• **What you will do**
Pick out every line in the items below that contains the string "ANUIDADE", and copy each of those lines.

Excerpts from a layout annotation set:
-------------------------

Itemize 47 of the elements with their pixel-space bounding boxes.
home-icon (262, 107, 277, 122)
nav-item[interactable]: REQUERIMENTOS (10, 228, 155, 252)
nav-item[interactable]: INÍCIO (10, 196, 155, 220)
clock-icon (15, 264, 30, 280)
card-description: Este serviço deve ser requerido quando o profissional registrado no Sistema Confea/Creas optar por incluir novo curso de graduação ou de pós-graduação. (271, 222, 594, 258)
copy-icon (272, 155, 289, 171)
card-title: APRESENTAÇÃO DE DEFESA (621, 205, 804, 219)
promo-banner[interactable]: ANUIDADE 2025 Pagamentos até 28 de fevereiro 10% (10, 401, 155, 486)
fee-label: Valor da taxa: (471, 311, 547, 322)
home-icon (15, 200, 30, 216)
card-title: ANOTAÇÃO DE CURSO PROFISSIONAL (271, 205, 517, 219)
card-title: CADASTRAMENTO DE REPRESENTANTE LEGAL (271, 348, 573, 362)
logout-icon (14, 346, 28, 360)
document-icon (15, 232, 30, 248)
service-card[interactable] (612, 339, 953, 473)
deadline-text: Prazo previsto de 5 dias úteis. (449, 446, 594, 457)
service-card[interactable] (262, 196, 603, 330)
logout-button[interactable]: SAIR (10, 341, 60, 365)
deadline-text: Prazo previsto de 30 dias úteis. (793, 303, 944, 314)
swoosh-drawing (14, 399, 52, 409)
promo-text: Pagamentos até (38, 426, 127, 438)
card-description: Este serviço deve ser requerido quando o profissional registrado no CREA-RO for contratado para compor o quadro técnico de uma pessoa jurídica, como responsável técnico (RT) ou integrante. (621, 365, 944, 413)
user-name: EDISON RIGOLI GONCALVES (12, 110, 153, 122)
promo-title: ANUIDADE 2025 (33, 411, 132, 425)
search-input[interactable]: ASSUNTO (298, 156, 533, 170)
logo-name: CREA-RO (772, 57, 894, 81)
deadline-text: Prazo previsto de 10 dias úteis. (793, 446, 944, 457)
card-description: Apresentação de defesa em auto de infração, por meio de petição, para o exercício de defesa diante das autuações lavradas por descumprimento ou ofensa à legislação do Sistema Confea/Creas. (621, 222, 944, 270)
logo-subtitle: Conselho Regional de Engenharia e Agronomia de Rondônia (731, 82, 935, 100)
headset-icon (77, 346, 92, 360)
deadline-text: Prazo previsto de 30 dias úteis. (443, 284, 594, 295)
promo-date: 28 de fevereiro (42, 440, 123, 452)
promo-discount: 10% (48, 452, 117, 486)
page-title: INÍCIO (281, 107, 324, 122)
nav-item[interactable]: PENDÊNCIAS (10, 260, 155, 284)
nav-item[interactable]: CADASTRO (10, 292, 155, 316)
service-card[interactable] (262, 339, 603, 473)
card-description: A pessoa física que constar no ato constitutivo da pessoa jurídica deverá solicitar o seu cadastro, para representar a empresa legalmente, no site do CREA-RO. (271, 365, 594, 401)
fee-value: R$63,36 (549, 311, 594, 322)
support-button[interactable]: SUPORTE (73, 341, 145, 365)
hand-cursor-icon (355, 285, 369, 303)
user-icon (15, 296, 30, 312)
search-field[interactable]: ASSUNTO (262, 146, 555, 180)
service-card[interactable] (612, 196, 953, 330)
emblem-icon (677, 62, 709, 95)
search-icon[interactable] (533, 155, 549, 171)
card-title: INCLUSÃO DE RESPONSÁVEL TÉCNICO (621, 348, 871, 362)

-------------------------

• **Expected output**
promo-banner[interactable]: ANUIDADE 2025 Pagamentos até 28 de fevereiro 10% (10, 401, 155, 486)
promo-title: ANUIDADE 2025 (33, 411, 132, 425)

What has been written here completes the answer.